Stated goal:
Reproduce all entries precisely, down to the last character.

[Stored records]
▬▬▬
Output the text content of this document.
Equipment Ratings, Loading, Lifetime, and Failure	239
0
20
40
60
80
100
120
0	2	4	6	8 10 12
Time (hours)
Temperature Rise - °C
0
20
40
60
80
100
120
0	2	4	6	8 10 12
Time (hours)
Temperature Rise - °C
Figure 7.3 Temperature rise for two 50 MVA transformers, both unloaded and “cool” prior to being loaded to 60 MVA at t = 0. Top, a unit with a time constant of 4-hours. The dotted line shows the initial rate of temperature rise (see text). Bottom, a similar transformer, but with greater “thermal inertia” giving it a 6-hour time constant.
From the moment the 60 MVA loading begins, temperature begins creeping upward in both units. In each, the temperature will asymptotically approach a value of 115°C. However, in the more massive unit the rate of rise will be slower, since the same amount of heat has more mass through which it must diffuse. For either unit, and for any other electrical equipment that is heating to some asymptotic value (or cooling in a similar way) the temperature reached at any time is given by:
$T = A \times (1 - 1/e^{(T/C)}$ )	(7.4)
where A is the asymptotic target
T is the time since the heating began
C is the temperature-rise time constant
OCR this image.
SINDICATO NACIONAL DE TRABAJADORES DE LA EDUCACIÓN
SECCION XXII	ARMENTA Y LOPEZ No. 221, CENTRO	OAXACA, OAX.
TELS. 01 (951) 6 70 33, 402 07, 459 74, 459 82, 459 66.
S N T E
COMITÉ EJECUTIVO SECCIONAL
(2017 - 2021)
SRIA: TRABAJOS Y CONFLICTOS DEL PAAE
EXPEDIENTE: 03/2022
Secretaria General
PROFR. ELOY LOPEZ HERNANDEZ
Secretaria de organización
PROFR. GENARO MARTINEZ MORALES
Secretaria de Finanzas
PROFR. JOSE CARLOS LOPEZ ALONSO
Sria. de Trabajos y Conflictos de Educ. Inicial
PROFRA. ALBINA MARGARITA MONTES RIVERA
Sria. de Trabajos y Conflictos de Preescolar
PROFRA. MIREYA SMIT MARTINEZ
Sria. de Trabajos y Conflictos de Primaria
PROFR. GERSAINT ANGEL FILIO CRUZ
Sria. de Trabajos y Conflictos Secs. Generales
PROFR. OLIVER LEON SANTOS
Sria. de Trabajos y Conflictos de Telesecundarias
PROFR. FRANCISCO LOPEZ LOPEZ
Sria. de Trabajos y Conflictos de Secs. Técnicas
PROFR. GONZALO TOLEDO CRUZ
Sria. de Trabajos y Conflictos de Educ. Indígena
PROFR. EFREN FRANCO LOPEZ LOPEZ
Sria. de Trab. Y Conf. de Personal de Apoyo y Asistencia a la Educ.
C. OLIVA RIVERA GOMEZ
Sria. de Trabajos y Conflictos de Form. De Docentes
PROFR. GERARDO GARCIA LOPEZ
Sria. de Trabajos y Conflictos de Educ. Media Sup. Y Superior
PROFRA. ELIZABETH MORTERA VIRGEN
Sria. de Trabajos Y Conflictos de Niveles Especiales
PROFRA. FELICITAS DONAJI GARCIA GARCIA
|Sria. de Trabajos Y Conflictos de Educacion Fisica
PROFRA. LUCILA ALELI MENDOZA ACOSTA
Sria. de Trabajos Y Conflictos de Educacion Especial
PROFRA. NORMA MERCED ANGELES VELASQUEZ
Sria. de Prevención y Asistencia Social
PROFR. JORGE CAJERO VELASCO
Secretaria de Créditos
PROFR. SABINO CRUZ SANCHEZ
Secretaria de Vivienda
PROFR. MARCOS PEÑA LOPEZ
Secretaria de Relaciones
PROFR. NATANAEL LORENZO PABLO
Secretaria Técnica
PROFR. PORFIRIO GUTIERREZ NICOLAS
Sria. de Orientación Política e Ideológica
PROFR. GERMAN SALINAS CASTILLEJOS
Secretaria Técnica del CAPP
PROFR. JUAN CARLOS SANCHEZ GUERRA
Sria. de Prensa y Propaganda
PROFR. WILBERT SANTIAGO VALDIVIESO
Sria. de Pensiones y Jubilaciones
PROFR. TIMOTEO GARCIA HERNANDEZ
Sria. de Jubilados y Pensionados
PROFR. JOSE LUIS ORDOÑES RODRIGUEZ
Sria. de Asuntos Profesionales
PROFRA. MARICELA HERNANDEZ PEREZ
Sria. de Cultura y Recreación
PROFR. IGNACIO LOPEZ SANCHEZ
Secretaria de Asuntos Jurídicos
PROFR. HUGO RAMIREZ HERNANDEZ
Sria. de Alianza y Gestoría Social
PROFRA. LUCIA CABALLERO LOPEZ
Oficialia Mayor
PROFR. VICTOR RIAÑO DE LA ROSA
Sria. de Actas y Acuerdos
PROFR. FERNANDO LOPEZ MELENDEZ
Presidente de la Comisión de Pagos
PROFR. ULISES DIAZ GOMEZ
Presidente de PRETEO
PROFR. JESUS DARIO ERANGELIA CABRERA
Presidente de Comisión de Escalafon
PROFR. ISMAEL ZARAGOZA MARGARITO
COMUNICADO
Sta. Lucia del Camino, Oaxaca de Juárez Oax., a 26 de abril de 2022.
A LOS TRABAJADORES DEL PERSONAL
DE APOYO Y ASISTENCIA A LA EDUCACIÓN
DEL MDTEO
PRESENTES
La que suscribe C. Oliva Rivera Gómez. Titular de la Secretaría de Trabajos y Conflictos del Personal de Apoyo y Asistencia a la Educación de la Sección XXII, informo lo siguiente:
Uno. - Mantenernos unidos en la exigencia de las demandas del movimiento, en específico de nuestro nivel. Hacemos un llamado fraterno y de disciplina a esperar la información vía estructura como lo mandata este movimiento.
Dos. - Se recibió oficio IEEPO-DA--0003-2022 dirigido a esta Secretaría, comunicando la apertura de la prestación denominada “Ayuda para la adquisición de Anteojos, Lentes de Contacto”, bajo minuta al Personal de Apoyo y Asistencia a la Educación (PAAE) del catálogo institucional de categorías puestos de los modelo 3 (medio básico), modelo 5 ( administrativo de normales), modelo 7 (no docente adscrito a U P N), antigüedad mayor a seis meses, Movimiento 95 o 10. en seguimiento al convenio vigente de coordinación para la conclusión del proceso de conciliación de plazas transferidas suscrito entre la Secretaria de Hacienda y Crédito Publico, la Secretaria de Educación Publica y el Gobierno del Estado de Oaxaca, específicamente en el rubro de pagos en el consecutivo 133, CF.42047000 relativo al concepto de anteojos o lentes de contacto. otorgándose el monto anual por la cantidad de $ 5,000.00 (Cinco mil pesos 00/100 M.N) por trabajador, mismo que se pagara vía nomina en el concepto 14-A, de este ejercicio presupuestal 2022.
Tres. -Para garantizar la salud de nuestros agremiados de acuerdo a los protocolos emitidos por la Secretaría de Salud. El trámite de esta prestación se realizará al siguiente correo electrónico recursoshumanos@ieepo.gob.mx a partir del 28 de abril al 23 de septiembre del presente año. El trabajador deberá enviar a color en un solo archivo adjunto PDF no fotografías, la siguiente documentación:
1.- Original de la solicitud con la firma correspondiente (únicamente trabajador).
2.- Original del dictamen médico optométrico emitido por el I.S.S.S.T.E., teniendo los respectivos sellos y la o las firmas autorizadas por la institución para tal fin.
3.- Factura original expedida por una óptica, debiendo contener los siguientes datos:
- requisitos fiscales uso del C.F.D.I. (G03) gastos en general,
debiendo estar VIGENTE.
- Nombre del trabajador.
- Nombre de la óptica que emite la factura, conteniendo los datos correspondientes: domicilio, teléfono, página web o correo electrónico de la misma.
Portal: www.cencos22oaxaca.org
▬▬▬
Complete response:
Output the text content of this document.
Equipment Ratings, Loading, Lifetime, and Failure	239
0
20
40
60
80
100
120
0	2	4	6	8 10 12
Time (hours)
Temperature Rise - °C
0
20
40
60
80
100
120
0	2	4	6	8 10 12
Time (hours)
Temperature Rise - °C
Figure 7.3 Temperature rise for two 50 MVA transformers, both unloaded and “cool” prior to being loaded to 60 MVA at t = 0. Top, a unit with a time constant of 4-hours. The dotted line shows the initial rate of temperature rise (see text). Bottom, a similar transformer, but with greater “thermal inertia” giving it a 6-hour time constant.
From the moment the 60 MVA loading begins, temperature begins creeping upward in both units. In each, the temperature will asymptotically approach a value of 115°C. However, in the more massive unit the rate of rise will be slower, since the same amount of heat has more mass through which it must diffuse. For either unit, and for any other electrical equipment that is heating to some asymptotic value (or cooling in a similar way) the temperature reached at any time is given by:
$T = A \times (1 - 1/e^{(T/C)}$ )	(7.4)
where A is the asymptotic target
T is the time since the heating began
C is the temperature-rise time constant
OCR this image.
SINDICATO NACIONAL DE TRABAJADORES DE LA EDUCACIÓN
SECCION XXII	ARMENTA Y LOPEZ No. 221, CENTRO	OAXACA, OAX.
TELS. 01 (951) 6 70 33, 402 07, 459 74, 459 82, 459 66.
S N T E
COMITÉ EJECUTIVO SECCIONAL
(2017 - 2021)
SRIA: TRABAJOS Y CONFLICTOS DEL PAAE
EXPEDIENTE: 03/2022
Secretaria General
PROFR. ELOY LOPEZ HERNANDEZ
Secretaria de organización
PROFR. GENARO MARTINEZ MORALES
Secretaria de Finanzas
PROFR. JOSE CARLOS LOPEZ ALONSO
Sria. de Trabajos y Conflictos de Educ. Inicial
PROFRA. ALBINA MARGARITA MONTES RIVERA
Sria. de Trabajos y Conflictos de Preescolar
PROFRA. MIREYA SMIT MARTINEZ
Sria. de Trabajos y Conflictos de Primaria
PROFR. GERSAINT ANGEL FILIO CRUZ
Sria. de Trabajos y Conflictos Secs. Generales
PROFR. OLIVER LEON SANTOS
Sria. de Trabajos y Conflictos de Telesecundarias
PROFR. FRANCISCO LOPEZ LOPEZ
Sria. de Trabajos y Conflictos de Secs. Técnicas
PROFR. GONZALO TOLEDO CRUZ
Sria. de Trabajos y Conflictos de Educ. Indígena
PROFR. EFREN FRANCO LOPEZ LOPEZ
Sria. de Trab. Y Conf. de Personal de Apoyo y Asistencia a la Educ.
C. OLIVA RIVERA GOMEZ
Sria. de Trabajos y Conflictos de Form. De Docentes
PROFR. GERARDO GARCIA LOPEZ
Sria. de Trabajos y Conflictos de Educ. Media Sup. Y Superior
PROFRA. ELIZABETH MORTERA VIRGEN
Sria. de Trabajos Y Conflictos de Niveles Especiales
PROFRA. FELICITAS DONAJI GARCIA GARCIA
|Sria. de Trabajos Y Conflictos de Educacion Fisica
PROFRA. LUCILA ALELI MENDOZA ACOSTA
Sria. de Trabajos Y Conflictos de Educacion Especial
PROFRA. NORMA MERCED ANGELES VELASQUEZ
Sria. de Prevención y Asistencia Social
PROFR. JORGE CAJERO VELASCO
Secretaria de Créditos
PROFR. SABINO CRUZ SANCHEZ
Secretaria de Vivienda
PROFR. MARCOS PEÑA LOPEZ
Secretaria de Relaciones
PROFR. NATANAEL LORENZO PABLO
Secretaria Técnica
PROFR. PORFIRIO GUTIERREZ NICOLAS
Sria. de Orientación Política e Ideológica
PROFR. GERMAN SALINAS CASTILLEJOS
Secretaria Técnica del CAPP
PROFR. JUAN CARLOS SANCHEZ GUERRA
Sria. de Prensa y Propaganda
PROFR. WILBERT SANTIAGO VALDIVIESO
Sria. de Pensiones y Jubilaciones
PROFR. TIMOTEO GARCIA HERNANDEZ
Sria. de Jubilados y Pensionados
PROFR. JOSE LUIS ORDOÑES RODRIGUEZ
Sria. de Asuntos Profesionales
PROFRA. MARICELA HERNANDEZ PEREZ
Sria. de Cultura y Recreación
PROFR. IGNACIO LOPEZ SANCHEZ
Secretaria de Asuntos Jurídicos
PROFR. HUGO RAMIREZ HERNANDEZ
Sria. de Alianza y Gestoría Social
PROFRA. LUCIA CABALLERO LOPEZ
Oficialia Mayor
PROFR. VICTOR RIAÑO DE LA ROSA
Sria. de Actas y Acuerdos
PROFR. FERNANDO LOPEZ MELENDEZ
Presidente de la Comisión de Pagos
PROFR. ULISES DIAZ GOMEZ
Presidente de PRETEO
PROFR. JESUS DARIO ERANGELIA CABRERA
Presidente de Comisión de Escalafon
PROFR. ISMAEL ZARAGOZA MARGARITO
COMUNICADO
Sta. Lucia del Camino, Oaxaca de Juárez Oax., a 26 de abril de 2022.
A LOS TRABAJADORES DEL PERSONAL
DE APOYO Y ASISTENCIA A LA EDUCACIÓN
DEL MDTEO
PRESENTES
La que suscribe C. Oliva Rivera Gómez. Titular de la Secretaría de Trabajos y Conflictos del Personal de Apoyo y Asistencia a la Educación de la Sección XXII, informo lo siguiente:
Uno. - Mantenernos unidos en la exigencia de las demandas del movimiento, en específico de nuestro nivel. Hacemos un llamado fraterno y de disciplina a esperar la información vía estructura como lo mandata este movimiento.
Dos. - Se recibió oficio IEEPO-DA--0003-2022 dirigido a esta Secretaría, comunicando la apertura de la prestación denominada “Ayuda para la adquisición de Anteojos, Lentes de Contacto”, bajo minuta al Personal de Apoyo y Asistencia a la Educación (PAAE) del catálogo institucional de categorías puestos de los modelo 3 (medio básico), modelo 5 ( administrativo de normales), modelo 7 (no docente adscrito a U P N), antigüedad mayor a seis meses, Movimiento 95 o 10. en seguimiento al convenio vigente de coordinación para la conclusión del proceso de conciliación de plazas transferidas suscrito entre la Secretaria de Hacienda y Crédito Publico, la Secretaria de Educación Publica y el Gobierno del Estado de Oaxaca, específicamente en el rubro de pagos en el consecutivo 133, CF.42047000 relativo al concepto de anteojos o lentes de contacto. otorgándose el monto anual por la cantidad de $ 5,000.00 (Cinco mil pesos 00/100 M.N) por trabajador, mismo que se pagara vía nomina en el concepto 14-A, de este ejercicio presupuestal 2022.
Tres. -Para garantizar la salud de nuestros agremiados de acuerdo a los protocolos emitidos por la Secretaría de Salud. El trámite de esta prestación se realizará al siguiente correo electrónico recursoshumanos@ieepo.gob.mx a partir del 28 de abril al 23 de septiembre del presente año. El trabajador deberá enviar a color en un solo archivo adjunto PDF no fotografías, la siguiente documentación:
1.- Original de la solicitud con la firma correspondiente (únicamente trabajador).
2.- Original del dictamen médico optométrico emitido por el I.S.S.S.T.E., teniendo los respectivos sellos y la o las firmas autorizadas por la institución para tal fin.
3.- Factura original expedida por una óptica, debiendo contener los siguientes datos:
- requisitos fiscales uso del C.F.D.I. (G03) gastos en general,
debiendo estar VIGENTE.
- Nombre del trabajador.
- Nombre de la óptica que emite la factura, conteniendo los datos correspondientes: domicilio, teléfono, página web o correo electrónico de la misma.
Portal: www.cencos22oaxaca.org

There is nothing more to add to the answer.